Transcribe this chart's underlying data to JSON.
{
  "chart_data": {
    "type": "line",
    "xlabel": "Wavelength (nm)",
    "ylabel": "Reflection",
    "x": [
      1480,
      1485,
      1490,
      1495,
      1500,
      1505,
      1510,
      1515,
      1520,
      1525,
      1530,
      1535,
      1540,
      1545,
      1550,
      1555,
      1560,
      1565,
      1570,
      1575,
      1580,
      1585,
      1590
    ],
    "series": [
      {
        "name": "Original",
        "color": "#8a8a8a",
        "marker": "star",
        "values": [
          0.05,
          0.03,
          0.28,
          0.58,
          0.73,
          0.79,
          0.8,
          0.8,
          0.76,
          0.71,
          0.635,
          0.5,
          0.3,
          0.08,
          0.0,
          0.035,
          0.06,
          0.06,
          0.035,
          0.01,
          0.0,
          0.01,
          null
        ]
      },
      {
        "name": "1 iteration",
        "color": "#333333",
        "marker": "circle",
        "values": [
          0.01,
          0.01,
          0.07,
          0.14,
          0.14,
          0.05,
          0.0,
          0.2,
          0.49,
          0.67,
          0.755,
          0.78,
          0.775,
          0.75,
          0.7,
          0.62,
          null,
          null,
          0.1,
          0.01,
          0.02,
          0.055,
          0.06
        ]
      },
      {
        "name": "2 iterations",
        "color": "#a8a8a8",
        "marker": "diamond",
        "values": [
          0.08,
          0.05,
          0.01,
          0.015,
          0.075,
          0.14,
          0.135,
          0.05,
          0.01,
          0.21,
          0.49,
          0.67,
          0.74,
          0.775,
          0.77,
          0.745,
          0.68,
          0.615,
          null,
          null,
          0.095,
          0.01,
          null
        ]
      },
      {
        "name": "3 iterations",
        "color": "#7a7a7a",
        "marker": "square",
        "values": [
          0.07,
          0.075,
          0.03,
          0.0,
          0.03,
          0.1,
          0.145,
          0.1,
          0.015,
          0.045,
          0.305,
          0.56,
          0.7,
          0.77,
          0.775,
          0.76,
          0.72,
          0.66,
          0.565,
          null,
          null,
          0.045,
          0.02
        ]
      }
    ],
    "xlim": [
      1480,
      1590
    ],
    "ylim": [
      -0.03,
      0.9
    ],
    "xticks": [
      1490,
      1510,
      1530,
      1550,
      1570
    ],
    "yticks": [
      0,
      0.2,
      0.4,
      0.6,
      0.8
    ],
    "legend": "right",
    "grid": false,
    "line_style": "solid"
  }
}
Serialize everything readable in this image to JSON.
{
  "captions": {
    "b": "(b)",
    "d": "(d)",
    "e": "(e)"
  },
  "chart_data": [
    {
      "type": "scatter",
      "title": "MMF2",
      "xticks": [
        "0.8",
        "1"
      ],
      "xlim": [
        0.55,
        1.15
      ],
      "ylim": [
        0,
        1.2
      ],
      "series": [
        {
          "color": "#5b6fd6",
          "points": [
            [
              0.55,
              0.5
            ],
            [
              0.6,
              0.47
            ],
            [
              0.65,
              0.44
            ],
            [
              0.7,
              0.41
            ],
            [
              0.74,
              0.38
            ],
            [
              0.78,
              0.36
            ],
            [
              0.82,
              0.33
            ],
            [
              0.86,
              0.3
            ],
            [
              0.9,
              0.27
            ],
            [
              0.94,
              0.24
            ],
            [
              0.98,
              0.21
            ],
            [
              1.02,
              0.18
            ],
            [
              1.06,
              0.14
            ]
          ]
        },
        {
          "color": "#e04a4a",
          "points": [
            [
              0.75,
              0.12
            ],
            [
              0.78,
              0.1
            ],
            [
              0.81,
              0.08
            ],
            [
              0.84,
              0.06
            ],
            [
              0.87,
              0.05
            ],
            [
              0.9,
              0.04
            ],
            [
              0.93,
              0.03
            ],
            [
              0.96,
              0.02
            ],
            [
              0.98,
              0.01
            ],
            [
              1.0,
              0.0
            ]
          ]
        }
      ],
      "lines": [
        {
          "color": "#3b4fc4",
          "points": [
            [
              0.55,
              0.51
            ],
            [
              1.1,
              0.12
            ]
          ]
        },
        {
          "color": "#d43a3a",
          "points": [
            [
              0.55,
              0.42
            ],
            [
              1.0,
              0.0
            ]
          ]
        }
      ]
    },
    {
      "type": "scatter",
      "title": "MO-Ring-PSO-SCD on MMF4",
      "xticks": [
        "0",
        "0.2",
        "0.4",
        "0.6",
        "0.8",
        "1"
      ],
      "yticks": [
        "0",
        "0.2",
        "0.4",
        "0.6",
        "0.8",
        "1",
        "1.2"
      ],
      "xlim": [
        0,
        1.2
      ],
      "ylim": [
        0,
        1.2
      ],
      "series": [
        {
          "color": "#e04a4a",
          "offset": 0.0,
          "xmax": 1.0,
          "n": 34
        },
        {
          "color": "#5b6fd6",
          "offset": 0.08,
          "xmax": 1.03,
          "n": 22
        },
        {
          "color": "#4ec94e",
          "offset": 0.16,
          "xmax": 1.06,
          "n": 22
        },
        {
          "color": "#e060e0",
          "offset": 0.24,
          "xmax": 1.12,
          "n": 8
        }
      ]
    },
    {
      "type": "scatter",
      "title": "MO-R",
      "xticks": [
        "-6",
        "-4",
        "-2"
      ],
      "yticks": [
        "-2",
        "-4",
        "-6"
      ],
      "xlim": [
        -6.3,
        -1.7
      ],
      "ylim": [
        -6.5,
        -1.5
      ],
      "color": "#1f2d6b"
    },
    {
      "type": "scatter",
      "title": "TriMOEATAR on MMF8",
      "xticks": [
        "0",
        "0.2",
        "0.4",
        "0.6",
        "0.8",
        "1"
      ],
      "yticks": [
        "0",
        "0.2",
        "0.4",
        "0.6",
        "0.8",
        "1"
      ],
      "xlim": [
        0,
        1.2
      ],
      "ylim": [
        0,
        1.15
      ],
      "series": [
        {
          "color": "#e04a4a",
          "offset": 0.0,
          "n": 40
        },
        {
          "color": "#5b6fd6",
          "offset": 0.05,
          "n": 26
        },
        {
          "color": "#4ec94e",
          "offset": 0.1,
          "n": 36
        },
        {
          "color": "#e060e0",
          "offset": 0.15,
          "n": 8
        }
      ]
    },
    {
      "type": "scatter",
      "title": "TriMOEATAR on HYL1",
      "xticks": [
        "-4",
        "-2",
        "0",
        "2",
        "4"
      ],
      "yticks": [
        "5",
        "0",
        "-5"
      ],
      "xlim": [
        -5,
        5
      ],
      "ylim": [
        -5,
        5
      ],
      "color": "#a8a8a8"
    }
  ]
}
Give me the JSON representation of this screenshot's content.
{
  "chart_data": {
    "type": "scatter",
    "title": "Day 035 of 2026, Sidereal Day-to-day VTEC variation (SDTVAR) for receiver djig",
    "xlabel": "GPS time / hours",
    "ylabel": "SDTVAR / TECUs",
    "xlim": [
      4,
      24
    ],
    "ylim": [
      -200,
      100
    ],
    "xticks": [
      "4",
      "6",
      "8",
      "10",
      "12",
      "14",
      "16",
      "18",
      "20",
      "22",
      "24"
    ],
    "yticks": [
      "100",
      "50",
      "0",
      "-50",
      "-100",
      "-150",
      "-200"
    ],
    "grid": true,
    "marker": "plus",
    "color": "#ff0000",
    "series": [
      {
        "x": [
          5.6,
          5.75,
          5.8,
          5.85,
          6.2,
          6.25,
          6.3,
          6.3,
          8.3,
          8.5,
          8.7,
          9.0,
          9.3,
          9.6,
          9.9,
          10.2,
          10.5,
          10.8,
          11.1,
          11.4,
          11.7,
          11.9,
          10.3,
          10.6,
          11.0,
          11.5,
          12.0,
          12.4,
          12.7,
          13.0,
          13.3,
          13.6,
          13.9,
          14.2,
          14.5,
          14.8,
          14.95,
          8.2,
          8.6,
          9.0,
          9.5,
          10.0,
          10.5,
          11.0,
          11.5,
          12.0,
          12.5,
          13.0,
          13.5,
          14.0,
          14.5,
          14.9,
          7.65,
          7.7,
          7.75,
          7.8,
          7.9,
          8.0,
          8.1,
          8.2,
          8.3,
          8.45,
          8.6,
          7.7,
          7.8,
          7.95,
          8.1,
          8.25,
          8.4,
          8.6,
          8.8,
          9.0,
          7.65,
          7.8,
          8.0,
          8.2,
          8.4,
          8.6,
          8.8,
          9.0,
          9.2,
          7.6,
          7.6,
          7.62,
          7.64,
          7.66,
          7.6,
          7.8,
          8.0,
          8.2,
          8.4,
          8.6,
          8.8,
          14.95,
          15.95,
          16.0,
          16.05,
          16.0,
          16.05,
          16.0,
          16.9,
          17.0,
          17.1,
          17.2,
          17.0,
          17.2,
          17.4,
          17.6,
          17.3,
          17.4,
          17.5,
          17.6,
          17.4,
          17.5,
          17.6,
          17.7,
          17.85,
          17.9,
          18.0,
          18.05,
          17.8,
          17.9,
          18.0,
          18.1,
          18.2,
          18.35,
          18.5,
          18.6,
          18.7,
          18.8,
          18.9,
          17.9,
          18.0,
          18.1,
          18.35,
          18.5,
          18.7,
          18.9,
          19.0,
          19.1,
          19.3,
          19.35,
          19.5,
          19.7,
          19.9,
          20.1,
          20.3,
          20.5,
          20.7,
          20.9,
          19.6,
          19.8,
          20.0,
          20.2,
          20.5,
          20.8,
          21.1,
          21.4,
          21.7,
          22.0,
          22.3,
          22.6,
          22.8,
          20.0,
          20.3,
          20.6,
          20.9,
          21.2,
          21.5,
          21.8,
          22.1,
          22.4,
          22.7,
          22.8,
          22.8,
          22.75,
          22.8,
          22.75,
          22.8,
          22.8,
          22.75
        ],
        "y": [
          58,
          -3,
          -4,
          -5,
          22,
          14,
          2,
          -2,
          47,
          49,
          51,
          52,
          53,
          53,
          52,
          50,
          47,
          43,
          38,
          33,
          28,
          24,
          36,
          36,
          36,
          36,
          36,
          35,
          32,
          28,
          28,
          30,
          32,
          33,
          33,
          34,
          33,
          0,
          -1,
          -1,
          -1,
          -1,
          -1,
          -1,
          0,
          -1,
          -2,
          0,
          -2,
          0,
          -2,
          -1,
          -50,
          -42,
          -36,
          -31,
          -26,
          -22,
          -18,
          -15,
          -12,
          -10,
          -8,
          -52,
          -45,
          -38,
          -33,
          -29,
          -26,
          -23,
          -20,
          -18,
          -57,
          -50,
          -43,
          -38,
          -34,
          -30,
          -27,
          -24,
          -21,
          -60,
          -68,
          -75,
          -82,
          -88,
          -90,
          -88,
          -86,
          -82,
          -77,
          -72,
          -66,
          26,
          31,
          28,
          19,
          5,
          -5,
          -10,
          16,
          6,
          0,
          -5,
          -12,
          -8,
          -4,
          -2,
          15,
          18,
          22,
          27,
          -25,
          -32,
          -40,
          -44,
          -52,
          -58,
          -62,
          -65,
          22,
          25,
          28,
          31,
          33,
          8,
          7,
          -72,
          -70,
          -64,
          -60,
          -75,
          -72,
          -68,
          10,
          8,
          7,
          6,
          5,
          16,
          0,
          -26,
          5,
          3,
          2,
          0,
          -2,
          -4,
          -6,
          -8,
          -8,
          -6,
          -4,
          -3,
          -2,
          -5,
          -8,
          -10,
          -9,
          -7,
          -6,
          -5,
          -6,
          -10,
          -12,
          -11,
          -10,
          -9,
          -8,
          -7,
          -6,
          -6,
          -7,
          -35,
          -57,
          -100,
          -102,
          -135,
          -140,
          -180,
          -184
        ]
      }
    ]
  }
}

────

◆ JOB
Identify the lines of the entries containing the string "title". Copy each such line.

◆ SOLUTION FOR THIS PROBLEM
      "title": "MMF2",
      "title": "MO-Ring-PSO-SCD on MMF4",
      "title": "MO-R",
      "title": "TriMOEATAR on MMF8",
      "title": "TriMOEATAR on HYL1",
    "title": "Day 035 of 2026, Sidereal Day-to-day VTEC variation (SDTVAR) for receiver djig",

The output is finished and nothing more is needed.